(App and web page records)
↓

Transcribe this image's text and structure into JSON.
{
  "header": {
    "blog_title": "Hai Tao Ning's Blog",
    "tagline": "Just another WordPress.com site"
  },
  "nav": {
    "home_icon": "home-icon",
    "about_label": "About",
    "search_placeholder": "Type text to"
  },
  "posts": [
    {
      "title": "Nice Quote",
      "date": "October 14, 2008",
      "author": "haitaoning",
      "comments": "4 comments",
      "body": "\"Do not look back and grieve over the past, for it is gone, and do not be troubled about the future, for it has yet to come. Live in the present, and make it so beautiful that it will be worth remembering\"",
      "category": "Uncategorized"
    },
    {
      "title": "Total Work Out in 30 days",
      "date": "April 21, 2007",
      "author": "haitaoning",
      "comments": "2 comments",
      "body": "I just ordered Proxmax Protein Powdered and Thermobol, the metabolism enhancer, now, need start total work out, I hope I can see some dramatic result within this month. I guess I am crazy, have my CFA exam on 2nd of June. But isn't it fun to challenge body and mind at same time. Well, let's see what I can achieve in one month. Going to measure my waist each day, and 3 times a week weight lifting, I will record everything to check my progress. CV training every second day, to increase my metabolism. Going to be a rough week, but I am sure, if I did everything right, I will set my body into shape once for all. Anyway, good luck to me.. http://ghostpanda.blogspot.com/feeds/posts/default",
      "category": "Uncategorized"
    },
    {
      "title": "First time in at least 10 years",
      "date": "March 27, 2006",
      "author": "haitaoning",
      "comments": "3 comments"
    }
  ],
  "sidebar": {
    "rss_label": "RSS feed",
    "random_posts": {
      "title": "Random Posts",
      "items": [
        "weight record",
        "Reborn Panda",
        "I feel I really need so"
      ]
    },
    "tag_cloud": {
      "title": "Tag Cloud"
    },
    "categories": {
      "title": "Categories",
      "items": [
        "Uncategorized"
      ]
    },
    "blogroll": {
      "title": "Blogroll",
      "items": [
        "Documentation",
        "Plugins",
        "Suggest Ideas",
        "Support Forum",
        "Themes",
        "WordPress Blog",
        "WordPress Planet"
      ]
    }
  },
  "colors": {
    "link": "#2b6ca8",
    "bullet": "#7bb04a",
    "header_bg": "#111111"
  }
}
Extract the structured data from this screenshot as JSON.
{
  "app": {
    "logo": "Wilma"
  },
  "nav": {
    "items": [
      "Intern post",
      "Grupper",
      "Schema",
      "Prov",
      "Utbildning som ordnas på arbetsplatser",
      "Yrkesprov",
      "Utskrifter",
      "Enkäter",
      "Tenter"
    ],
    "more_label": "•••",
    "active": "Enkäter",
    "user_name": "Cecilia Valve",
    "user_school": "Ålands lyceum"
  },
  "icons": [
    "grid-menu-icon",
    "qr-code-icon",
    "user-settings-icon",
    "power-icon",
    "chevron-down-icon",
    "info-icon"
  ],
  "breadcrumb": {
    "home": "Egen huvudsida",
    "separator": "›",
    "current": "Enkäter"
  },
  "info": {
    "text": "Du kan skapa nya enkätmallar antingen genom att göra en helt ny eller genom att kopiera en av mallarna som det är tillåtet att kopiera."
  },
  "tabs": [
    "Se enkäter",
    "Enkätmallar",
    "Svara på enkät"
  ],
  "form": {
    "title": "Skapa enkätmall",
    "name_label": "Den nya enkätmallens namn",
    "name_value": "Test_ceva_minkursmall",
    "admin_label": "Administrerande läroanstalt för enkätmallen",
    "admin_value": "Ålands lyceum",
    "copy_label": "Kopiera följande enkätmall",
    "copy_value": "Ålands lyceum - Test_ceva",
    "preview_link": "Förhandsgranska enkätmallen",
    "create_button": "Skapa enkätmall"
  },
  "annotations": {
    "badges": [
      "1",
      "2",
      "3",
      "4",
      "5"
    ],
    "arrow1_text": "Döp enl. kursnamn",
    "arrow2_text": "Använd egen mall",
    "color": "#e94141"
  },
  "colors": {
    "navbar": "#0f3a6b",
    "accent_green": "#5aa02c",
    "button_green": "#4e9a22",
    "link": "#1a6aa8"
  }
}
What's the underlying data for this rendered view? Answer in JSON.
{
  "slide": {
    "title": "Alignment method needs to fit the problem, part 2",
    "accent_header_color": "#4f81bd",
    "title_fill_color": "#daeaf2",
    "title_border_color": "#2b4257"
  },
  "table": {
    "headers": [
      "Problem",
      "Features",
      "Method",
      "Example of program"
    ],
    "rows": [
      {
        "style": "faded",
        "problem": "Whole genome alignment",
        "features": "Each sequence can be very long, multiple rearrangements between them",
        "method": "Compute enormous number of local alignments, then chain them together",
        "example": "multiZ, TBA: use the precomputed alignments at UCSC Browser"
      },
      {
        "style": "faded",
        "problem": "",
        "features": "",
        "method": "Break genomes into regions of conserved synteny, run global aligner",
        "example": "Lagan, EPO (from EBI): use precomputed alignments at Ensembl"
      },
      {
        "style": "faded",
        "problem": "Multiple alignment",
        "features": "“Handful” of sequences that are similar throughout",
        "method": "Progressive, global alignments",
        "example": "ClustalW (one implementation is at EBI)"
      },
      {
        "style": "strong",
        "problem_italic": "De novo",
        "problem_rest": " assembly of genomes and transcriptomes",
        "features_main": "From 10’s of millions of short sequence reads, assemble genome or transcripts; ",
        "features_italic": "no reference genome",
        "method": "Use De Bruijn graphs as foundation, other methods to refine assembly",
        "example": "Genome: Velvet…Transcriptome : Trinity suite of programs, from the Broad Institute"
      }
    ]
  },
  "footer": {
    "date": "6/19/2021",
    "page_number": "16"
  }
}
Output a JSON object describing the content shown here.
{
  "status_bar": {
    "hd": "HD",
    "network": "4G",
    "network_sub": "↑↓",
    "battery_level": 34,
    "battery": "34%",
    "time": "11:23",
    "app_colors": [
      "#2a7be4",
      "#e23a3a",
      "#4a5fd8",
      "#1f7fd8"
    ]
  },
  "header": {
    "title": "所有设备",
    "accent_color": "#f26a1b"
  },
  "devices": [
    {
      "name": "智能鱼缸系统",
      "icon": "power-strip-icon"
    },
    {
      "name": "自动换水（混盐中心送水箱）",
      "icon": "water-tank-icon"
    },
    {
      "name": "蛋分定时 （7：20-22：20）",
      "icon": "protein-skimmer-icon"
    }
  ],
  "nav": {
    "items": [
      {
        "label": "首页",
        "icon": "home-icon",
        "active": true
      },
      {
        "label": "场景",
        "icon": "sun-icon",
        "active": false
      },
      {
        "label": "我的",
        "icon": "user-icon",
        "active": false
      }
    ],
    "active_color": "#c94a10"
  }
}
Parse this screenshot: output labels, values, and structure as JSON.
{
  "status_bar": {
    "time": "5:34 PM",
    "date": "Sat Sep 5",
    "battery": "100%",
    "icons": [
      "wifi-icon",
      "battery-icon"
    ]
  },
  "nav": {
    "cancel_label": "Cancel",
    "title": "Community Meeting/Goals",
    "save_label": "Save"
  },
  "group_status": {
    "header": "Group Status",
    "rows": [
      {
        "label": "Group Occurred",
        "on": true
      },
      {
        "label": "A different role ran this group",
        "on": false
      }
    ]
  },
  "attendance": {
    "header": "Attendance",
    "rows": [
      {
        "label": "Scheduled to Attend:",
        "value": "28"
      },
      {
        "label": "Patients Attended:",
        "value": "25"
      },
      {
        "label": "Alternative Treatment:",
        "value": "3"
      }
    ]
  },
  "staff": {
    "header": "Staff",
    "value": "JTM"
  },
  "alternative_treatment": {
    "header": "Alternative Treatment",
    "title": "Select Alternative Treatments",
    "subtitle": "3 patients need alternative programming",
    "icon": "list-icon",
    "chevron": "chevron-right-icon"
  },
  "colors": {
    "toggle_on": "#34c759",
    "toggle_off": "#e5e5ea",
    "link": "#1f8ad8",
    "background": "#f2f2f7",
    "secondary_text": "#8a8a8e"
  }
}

↑

** EXERCISE OBJECTIVE **
Look over the records above and copy each line that includes the string "time".

** RESPONSE TO THIS EXERCISE **
      "body": "I just ordered Proxmax Protein Powdered and Thermobol, the metabolism enhancer, now, need start total work out, I hope I can see some dramatic result within this month. I guess I am crazy, have my CFA exam on 2nd of June. But isn't it fun to challenge body and mind at same time. Well, let's see what I can achieve in one month. Going to measure my waist each day, and 3 times a week weight lifting, I will record everything to check my progress. CV training every second day, to increase my metabolism. Going to be a rough week, but I am sure, if I did everything right, I will set my body into shape once for all. Anyway, good luck to me.. http://ghostpanda.blogspot.com/feeds/posts/default",
      "title": "First time in at least 10 years",
    "time": "11:23",
    "time": "5:34 PM",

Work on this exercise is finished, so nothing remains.